▶ [GIVEN INSTRUCTION]
Lines holding the string "that" are the ones to copy from this listing.

* START RECORD EXCERPTS *

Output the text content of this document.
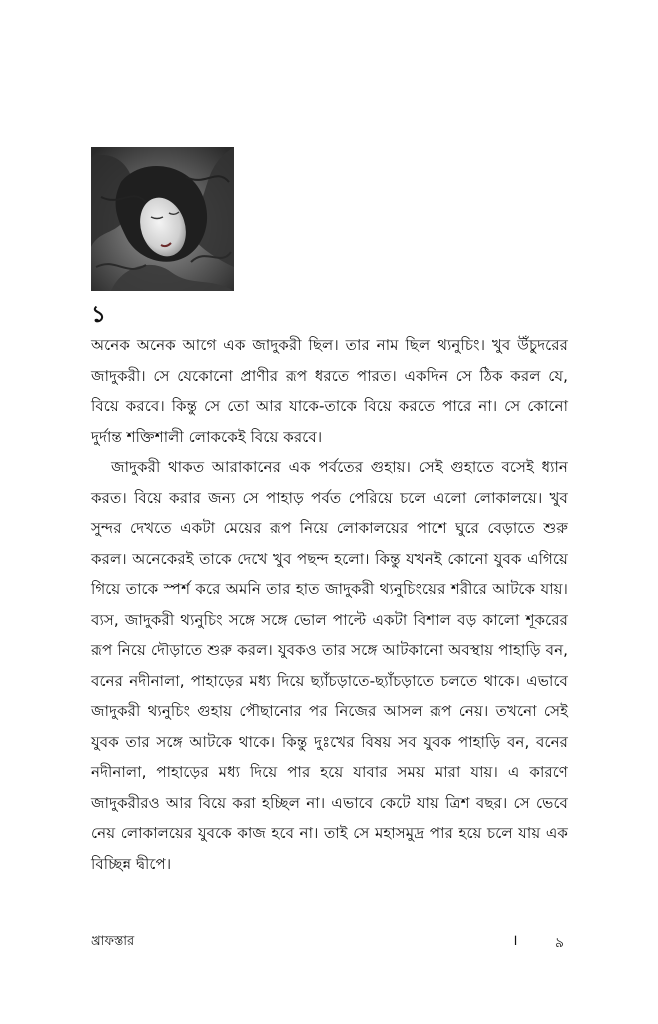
১

অনেক অনেক আগে এক জাদুকরী ছিল। তার নাম ছিল থ্যনুচিং। খুব উঁচুদরের জাদুকরী। সে যেকোনো প্রাণীর রূপ ধরতে পারত। একদিন সে ঠিক করল যে, বিয়ে করবে। কিন্তু সে তো আর যাকে-তাকে বিয়ে করতে পারে না। সে কোনো দুর্দান্ত শক্তিশালী লোককেই বিয়ে করবে।

জাদুকরী থাকত আরাকানের এক পর্বতের গুহায়। সেই গুহাতে বসেই ধ্যান করত। বিয়ে করার জন্য সে পাহাড় পর্বত পেরিয়ে চলে এলো লোকালয়ে। খুব সুন্দর দেখতে একটা মেয়ের রূপ নিয়ে লোকালয়ের পাশে ঘুরে বেড়াতে শুরু করল। অনেকেরই তাকে দেখে খুব পছন্দ হলো। কিন্তু যখনই কোনো যুবক এগিয়ে গিয়ে তাকে স্পর্শ করে অমনি তার হাত জাদুকরী থ্যনুচিংয়ের শরীরে আটকে যায়। ব্যস, জাদুকরী থ্যনুচিং সঙ্গে সঙ্গে ভোল পাল্টে একটা বিশাল বড় কালো শূকরের রূপ নিয়ে দৌড়াতে শুরু করল। যুবকও তার সঙ্গে আটকানো অবস্থায় পাহাড়ি বন, বনের নদীনালা, পাহাড়ের মধ্য দিয়ে ছ্যাঁচড়াতে-ছ্যাঁচড়াতে চলতে থাকে। এভাবে জাদুকরী থ্যনুচিং গুহায় পৌছানোর পর নিজের আসল রূপ নেয়। তখনো সেই যুবক তার সঙ্গে আটকে থাকে। কিন্তু দুঃখের বিষয় সব যুবক পাহাড়ি বন, বনের নদীনালা, পাহাড়ের মধ্য দিয়ে পার হয়ে যাবার সময় মারা যায়। এ কারণে জাদুকরীরও আর বিয়ে করা হচ্ছিল না। এভাবে কেটে যায় ত্রিশ বছর। সে ভেবে নেয় লোকালয়ের যুবকে কাজ হবে না। তাই সে মহাসমুদ্র পার হয়ে চলে যায় এক বিচ্ছিন্ন দ্বীপে।

খ্রাফস্তার	।	৯
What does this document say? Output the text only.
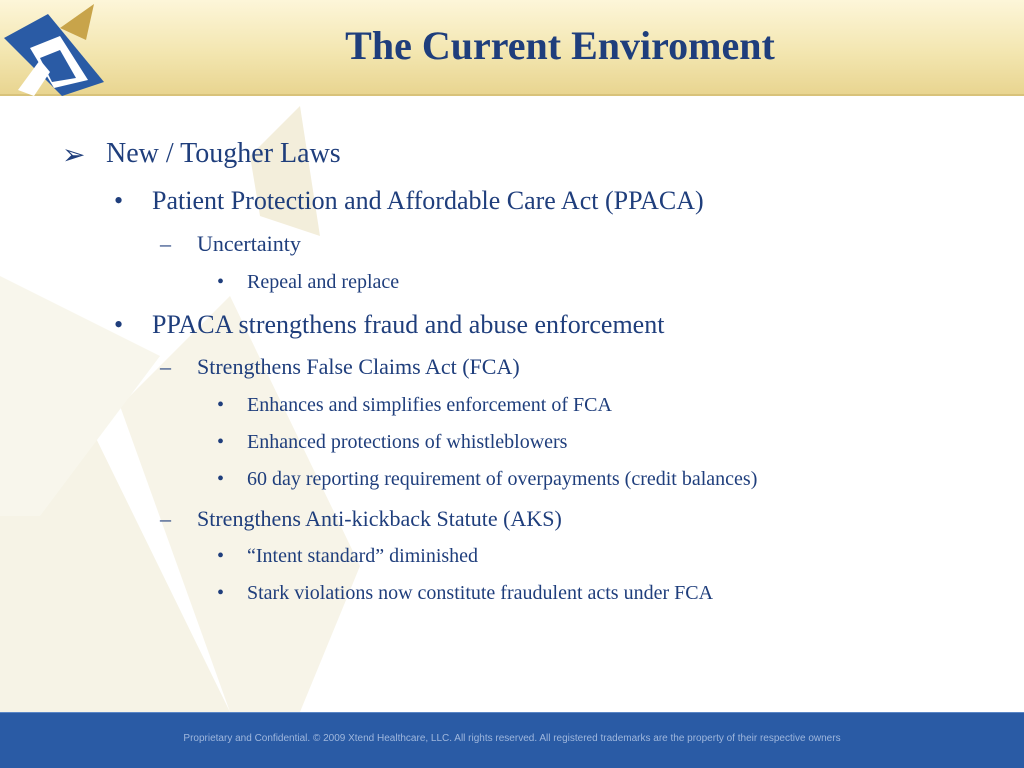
The Current Enviroment
➢ New / Tougher Laws
• Patient Protection and Affordable Care Act (PPACA)
– Uncertainty
• Repeal and replace
• PPACA strengthens fraud and abuse enforcement
– Strengthens False Claims Act (FCA)
• Enhances and simplifies enforcement of FCA
• Enhanced protections of whistleblowers
• 60 day reporting requirement of overpayments (credit balances)
– Strengthens Anti-kickback Statute (AKS)
• “Intent standard” diminished
• Stark violations now constitute fraudulent acts under FCA
Proprietary and Confidential. © 2009 Xtend Healthcare, LLC. All rights reserved. All registered trademarks are the property of their respective owners
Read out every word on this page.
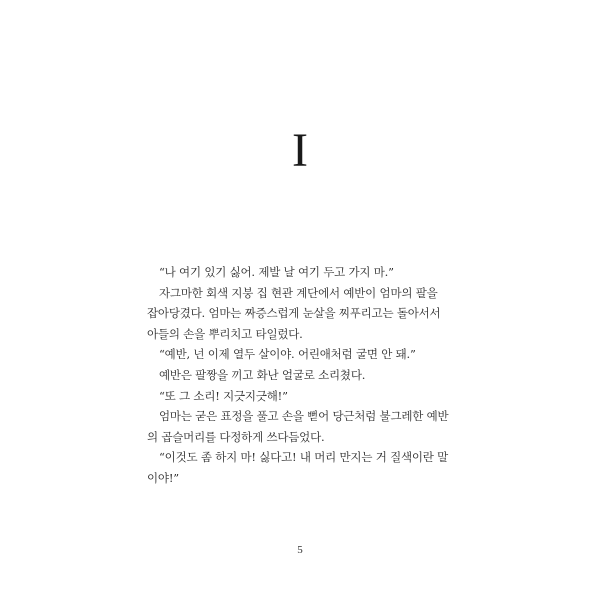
I
“나 여기 있기 싫어. 제발 날 여기 두고 가지 마.”
자그마한 회색 지붕 집 현관 계단에서 예반이 엄마의 팔을
잡아당겼다. 엄마는 짜증스럽게 눈살을 찌푸리고는 돌아서서
아들의 손을 뿌리치고 타일렀다.
“예반, 넌 이제 열두 살이야. 어린애처럼 굴면 안 돼.”
예반은 팔짱을 끼고 화난 얼굴로 소리쳤다.
“또 그 소리! 지긋지긋해!”
엄마는 굳은 표정을 풀고 손을 뻗어 당근처럼 불그레한 예반
의 곱슬머리를 다정하게 쓰다듬었다.
“이것도 좀 하지 마! 싫다고! 내 머리 만지는 거 질색이란 말
이야!”
5
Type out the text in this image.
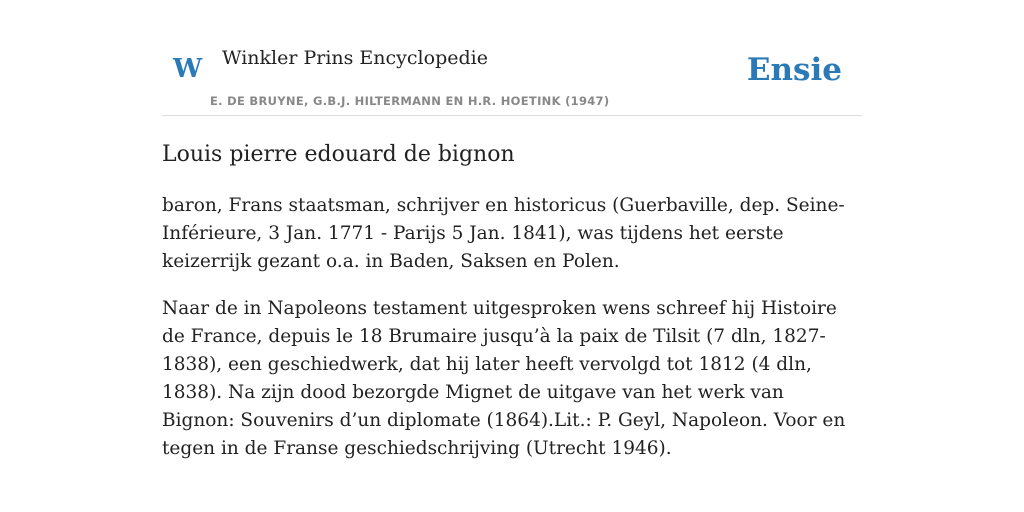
W Winkler Prins Encyclopedie
E. DE BRUYNE, G.B.J. HILTERMANN EN H.R. HOETINK (1947)
Ensie
Louis pierre edouard de bignon

baron, Frans staatsman, schrijver en historicus (Guerbaville, dep. Seine-Inférieure, 3 Jan. 1771 - Parijs 5 Jan. 1841), was tijdens het eerste keizerrijk gezant o.a. in Baden, Saksen en Polen.

Naar de in Napoleons testament uitgesproken wens schreef hij Histoire de France, depuis le 18 Brumaire jusqu’à la paix de Tilsit (7 dln, 1827-1838), een geschiedwerk, dat hij later heeft vervolgd tot 1812 (4 dln, 1838). Na zijn dood bezorgde Mignet de uitgave van het werk van Bignon: Souvenirs d’un diplomate (1864).Lit.: P. Geyl, Napoleon. Voor en tegen in de Franse geschiedschrijving (Utrecht 1946).
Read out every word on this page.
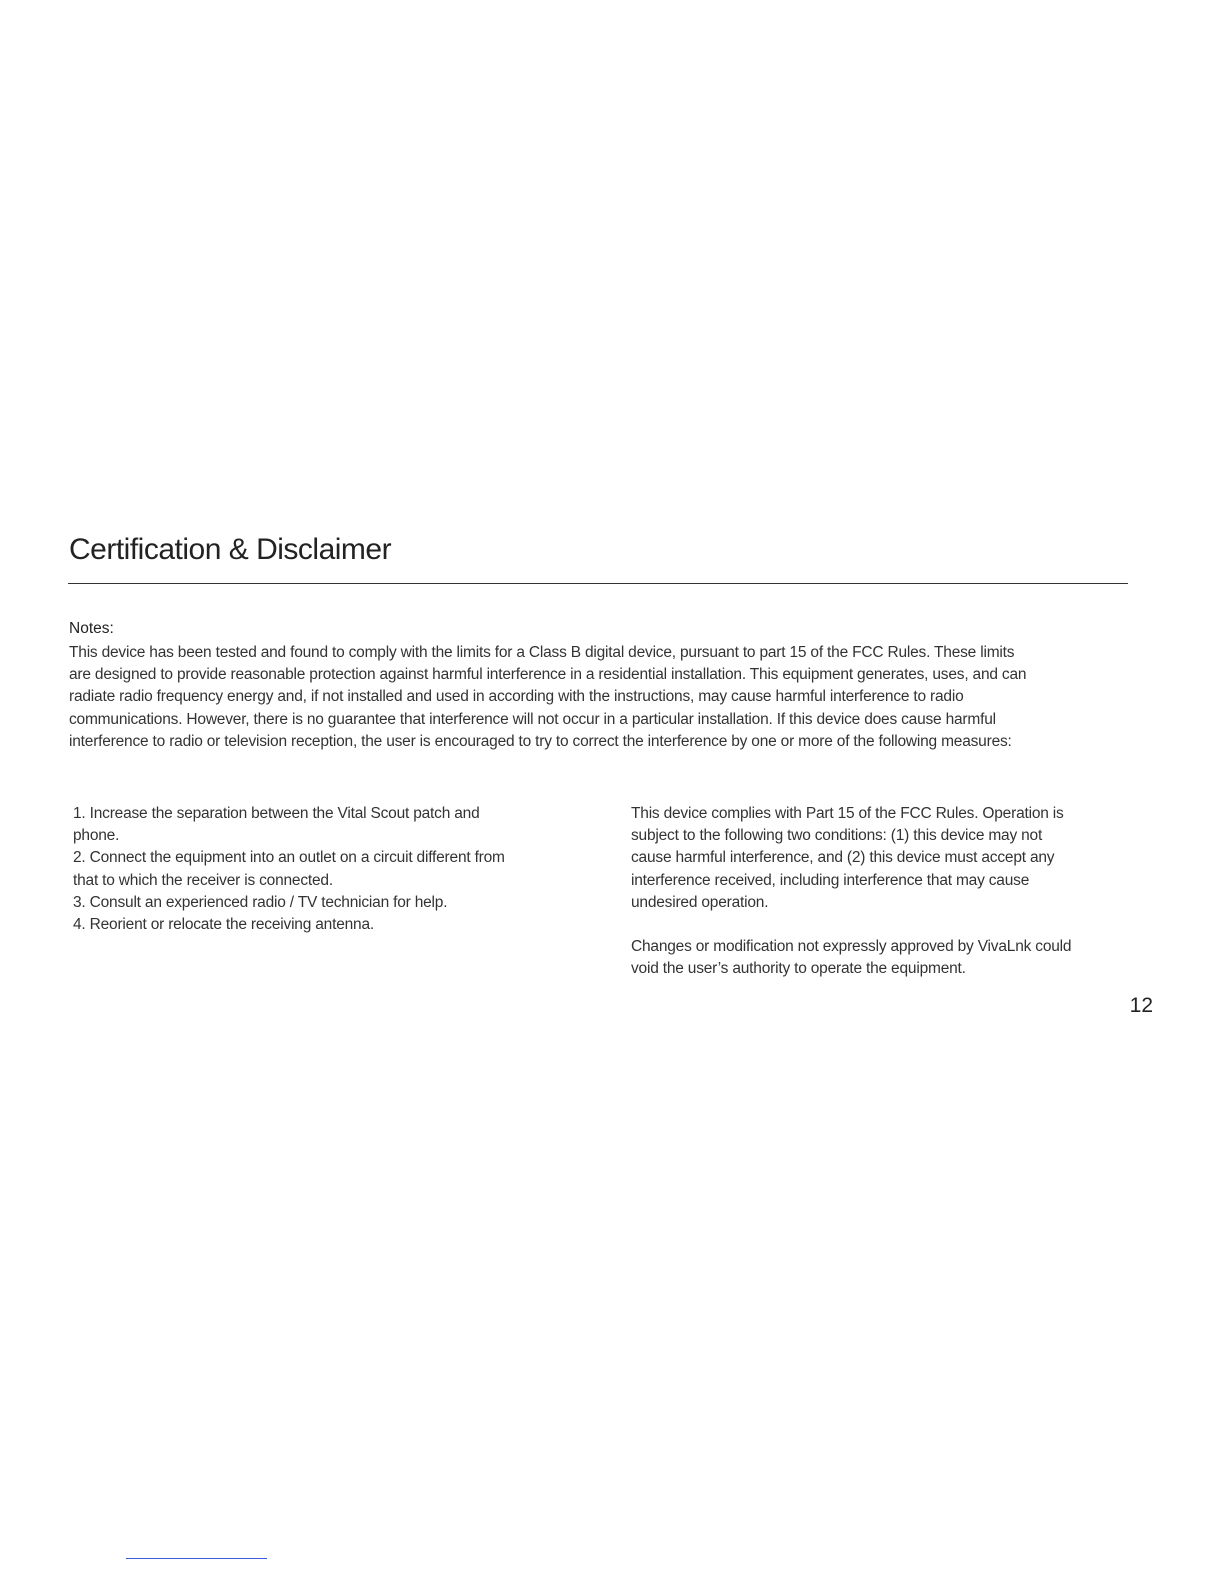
Certification & Disclaimer
Notes:
This device has been tested and found to comply with the limits for a Class B digital device, pursuant to part 15 of the FCC Rules. These limits
are designed to provide reasonable protection against harmful interference in a residential installation. This equipment generates, uses, and can
radiate radio frequency energy and, if not installed and used in according with the instructions, may cause harmful interference to radio
communications. However, there is no guarantee that interference will not occur in a particular installation. If this device does cause harmful
interference to radio or television reception, the user is encouraged to try to correct the interference by one or more of the following measures:
1. Increase the separation between the Vital Scout patch and
phone.
2. Connect the equipment into an outlet on a circuit different from
that to which the receiver is connected.
3. Consult an experienced radio / TV technician for help.
4. Reorient or relocate the receiving antenna.
This device complies with Part 15 of the FCC Rules. Operation is
subject to the following two conditions: (1) this device may not
cause harmful interference, and (2) this device must accept any
interference received, including interference that may cause
undesired operation.
Changes or modification not expressly approved by VivaLnk could
void the user’s authority to operate the equipment.
12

* END RECORD EXCERPTS *

▶ [RESULT OF THE TASK]
communications. However, there is no guarantee that interference will not occur in a particular installation. If this device does cause harmful
that to which the receiver is connected.
interference received, including interference that may cause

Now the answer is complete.